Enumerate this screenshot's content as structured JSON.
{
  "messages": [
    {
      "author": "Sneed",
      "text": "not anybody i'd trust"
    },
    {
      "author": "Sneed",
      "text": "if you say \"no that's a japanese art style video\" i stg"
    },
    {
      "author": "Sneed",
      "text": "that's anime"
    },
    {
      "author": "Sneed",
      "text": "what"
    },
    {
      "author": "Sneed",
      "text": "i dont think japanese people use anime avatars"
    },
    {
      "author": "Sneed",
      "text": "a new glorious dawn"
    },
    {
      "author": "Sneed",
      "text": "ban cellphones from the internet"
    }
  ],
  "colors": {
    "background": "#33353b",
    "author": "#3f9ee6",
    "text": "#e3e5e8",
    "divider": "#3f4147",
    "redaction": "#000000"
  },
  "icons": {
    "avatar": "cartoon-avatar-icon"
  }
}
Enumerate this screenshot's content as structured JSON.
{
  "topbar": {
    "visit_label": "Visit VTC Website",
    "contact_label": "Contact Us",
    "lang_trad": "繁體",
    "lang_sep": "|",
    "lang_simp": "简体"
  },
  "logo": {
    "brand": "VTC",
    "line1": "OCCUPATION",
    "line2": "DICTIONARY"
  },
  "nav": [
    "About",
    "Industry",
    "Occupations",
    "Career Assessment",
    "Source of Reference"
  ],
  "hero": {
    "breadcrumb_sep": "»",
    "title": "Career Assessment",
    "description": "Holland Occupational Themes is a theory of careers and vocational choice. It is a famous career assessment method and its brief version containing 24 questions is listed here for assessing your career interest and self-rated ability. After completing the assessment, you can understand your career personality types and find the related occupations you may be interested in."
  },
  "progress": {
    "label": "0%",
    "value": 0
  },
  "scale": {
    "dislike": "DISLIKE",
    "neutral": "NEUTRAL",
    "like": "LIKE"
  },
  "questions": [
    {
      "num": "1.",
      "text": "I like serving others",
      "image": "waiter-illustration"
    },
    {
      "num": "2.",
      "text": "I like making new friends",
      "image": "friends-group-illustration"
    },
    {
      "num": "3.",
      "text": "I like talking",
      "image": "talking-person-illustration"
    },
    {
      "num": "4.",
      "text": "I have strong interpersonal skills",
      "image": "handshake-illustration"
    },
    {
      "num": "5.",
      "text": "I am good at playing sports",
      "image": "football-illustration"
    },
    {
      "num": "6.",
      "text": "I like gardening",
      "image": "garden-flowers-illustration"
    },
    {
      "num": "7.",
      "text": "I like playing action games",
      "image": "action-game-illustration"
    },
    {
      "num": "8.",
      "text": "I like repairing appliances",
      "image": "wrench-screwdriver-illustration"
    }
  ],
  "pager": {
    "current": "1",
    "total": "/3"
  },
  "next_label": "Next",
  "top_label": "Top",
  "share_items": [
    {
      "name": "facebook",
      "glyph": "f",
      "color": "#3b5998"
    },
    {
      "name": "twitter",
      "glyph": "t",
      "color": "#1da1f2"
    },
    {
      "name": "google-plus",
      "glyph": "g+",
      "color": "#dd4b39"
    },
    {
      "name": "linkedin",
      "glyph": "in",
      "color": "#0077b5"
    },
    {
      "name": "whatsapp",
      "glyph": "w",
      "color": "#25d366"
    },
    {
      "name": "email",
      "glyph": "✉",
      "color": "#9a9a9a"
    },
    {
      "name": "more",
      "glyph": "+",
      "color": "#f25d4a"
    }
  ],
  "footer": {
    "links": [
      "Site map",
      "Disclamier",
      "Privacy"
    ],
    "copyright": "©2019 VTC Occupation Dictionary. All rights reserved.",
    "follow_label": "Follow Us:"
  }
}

GIVEN REQUEST
Repeat every line of the records above exactly.

RESULT OF THIS EXERCISE
Enumerate this screenshot's content as structured JSON.
{
  "messages": [
    {
      "author": "Sneed",
      "text": "not anybody i'd trust"
    },
    {
      "author": "Sneed",
      "text": "if you say \"no that's a japanese art style video\" i stg"
    },
    {
      "author": "Sneed",
      "text": "that's anime"
    },
    {
      "author": "Sneed",
      "text": "what"
    },
    {
      "author": "Sneed",
      "text": "i dont think japanese people use anime avatars"
    },
    {
      "author": "Sneed",
      "text": "a new glorious dawn"
    },
    {
      "author": "Sneed",
      "text": "ban cellphones from the internet"
    }
  ],
  "colors": {
    "background": "#33353b",
    "author": "#3f9ee6",
    "text": "#e3e5e8",
    "divider": "#3f4147",
    "redaction": "#000000"
  },
  "icons": {
    "avatar": "cartoon-avatar-icon"
  }
}
Enumerate this screenshot's content as structured JSON.
{
  "topbar": {
    "visit_label": "Visit VTC Website",
    "contact_label": "Contact Us",
    "lang_trad": "繁體",
    "lang_sep": "|",
    "lang_simp": "简体"
  },
  "logo": {
    "brand": "VTC",
    "line1": "OCCUPATION",
    "line2": "DICTIONARY"
  },
  "nav": [
    "About",
    "Industry",
    "Occupations",
    "Career Assessment",
    "Source of Reference"
  ],
  "hero": {
    "breadcrumb_sep": "»",
    "title": "Career Assessment",
    "description": "Holland Occupational Themes is a theory of careers and vocational choice. It is a famous career assessment method and its brief version containing 24 questions is listed here for assessing your career interest and self-rated ability. After completing the assessment, you can understand your career personality types and find the related occupations you may be interested in."
  },
  "progress": {
    "label": "0%",
    "value": 0
  },
  "scale": {
    "dislike": "DISLIKE",
    "neutral": "NEUTRAL",
    "like": "LIKE"
  },
  "questions": [
    {
      "num": "1.",
      "text": "I like serving others",
      "image": "waiter-illustration"
    },
    {
      "num": "2.",
      "text": "I like making new friends",
      "image": "friends-group-illustration"
    },
    {
      "num": "3.",
      "text": "I like talking",
      "image": "talking-person-illustration"
    },
    {
      "num": "4.",
      "text": "I have strong interpersonal skills",
      "image": "handshake-illustration"
    },
    {
      "num": "5.",
      "text": "I am good at playing sports",
      "image": "football-illustration"
    },
    {
      "num": "6.",
      "text": "I like gardening",
      "image": "garden-flowers-illustration"
    },
    {
      "num": "7.",
      "text": "I like playing action games",
      "image": "action-game-illustration"
    },
    {
      "num": "8.",
      "text": "I like repairing appliances",
      "image": "wrench-screwdriver-illustration"
    }
  ],
  "pager": {
    "current": "1",
    "total": "/3"
  },
  "next_label": "Next",
  "top_label": "Top",
  "share_items": [
    {
      "name": "facebook",
      "glyph": "f",
      "color": "#3b5998"
    },
    {
      "name": "twitter",
      "glyph": "t",
      "color": "#1da1f2"
    },
    {
      "name": "google-plus",
      "glyph": "g+",
      "color": "#dd4b39"
    },
    {
      "name": "linkedin",
      "glyph": "in",
      "color": "#0077b5"
    },
    {
      "name": "whatsapp",
      "glyph": "w",
      "color": "#25d366"
    },
    {
      "name": "email",
      "glyph": "✉",
      "color": "#9a9a9a"
    },
    {
      "name": "more",
      "glyph": "+",
      "color": "#f25d4a"
    }
  ],
  "footer": {
    "links": [
      "Site map",
      "Disclamier",
      "Privacy"
    ],
    "copyright": "©2019 VTC Occupation Dictionary. All rights reserved.",
    "follow_label": "Follow Us:"
  }
}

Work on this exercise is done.